-------- Given records

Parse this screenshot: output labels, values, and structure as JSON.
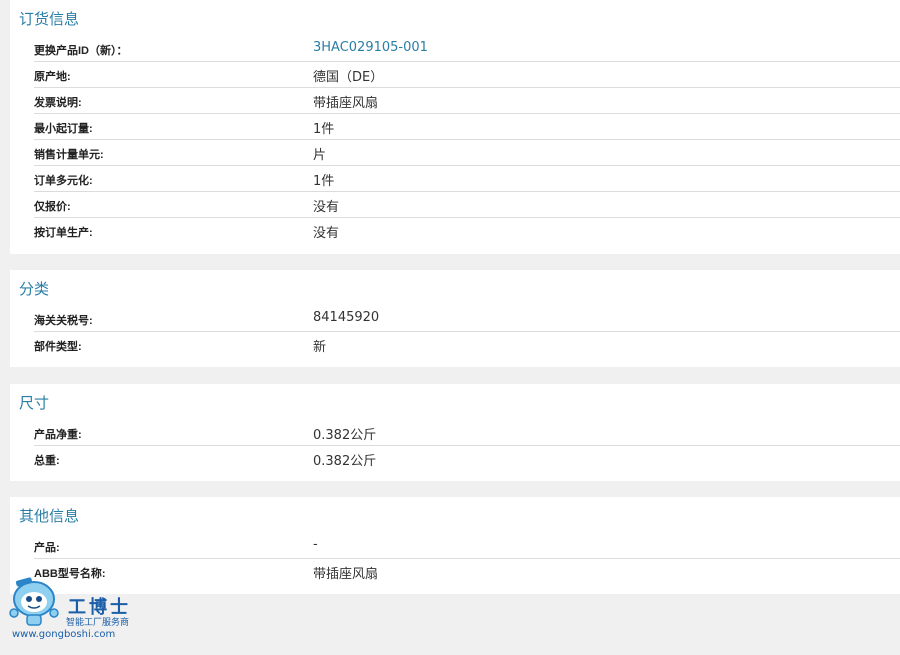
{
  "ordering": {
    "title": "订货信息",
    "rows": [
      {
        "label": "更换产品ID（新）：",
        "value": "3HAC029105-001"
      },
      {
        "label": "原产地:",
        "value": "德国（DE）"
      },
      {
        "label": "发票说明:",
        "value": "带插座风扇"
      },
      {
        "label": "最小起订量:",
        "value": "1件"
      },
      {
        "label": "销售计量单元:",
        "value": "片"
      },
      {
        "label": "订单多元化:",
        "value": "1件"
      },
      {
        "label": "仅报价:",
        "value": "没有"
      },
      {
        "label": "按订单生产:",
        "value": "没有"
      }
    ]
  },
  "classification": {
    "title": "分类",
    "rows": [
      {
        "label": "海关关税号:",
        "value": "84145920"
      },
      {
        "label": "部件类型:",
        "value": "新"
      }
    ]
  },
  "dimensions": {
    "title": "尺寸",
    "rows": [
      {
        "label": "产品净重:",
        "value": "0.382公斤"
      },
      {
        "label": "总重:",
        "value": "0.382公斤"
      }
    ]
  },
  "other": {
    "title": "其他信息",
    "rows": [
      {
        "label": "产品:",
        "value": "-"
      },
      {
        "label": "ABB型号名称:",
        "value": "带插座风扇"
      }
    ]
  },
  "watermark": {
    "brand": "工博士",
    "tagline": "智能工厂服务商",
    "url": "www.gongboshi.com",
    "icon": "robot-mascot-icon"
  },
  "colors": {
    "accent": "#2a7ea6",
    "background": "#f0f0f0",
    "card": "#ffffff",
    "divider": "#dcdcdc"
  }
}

----------------

→ **Objective**:
Restate each entry word for word, leaving out any pictures.

→ **The response**:
Parse this screenshot: output labels, values, and structure as JSON.
{
  "ordering": {
    "title": "订货信息",
    "rows": [
      {
        "label": "更换产品ID（新）：",
        "value": "3HAC029105-001"
      },
      {
        "label": "原产地:",
        "value": "德国（DE）"
      },
      {
        "label": "发票说明:",
        "value": "带插座风扇"
      },
      {
        "label": "最小起订量:",
        "value": "1件"
      },
      {
        "label": "销售计量单元:",
        "value": "片"
      },
      {
        "label": "订单多元化:",
        "value": "1件"
      },
      {
        "label": "仅报价:",
        "value": "没有"
      },
      {
        "label": "按订单生产:",
        "value": "没有"
      }
    ]
  },
  "classification": {
    "title": "分类",
    "rows": [
      {
        "label": "海关关税号:",
        "value": "84145920"
      },
      {
        "label": "部件类型:",
        "value": "新"
      }
    ]
  },
  "dimensions": {
    "title": "尺寸",
    "rows": [
      {
        "label": "产品净重:",
        "value": "0.382公斤"
      },
      {
        "label": "总重:",
        "value": "0.382公斤"
      }
    ]
  },
  "other": {
    "title": "其他信息",
    "rows": [
      {
        "label": "产品:",
        "value": "-"
      },
      {
        "label": "ABB型号名称:",
        "value": "带插座风扇"
      }
    ]
  },
  "watermark": {
    "brand": "工博士",
    "tagline": "智能工厂服务商",
    "url": "www.gongboshi.com",
    "icon": "robot-mascot-icon"
  },
  "colors": {
    "accent": "#2a7ea6",
    "background": "#f0f0f0",
    "card": "#ffffff",
    "divider": "#dcdcdc"
  }
}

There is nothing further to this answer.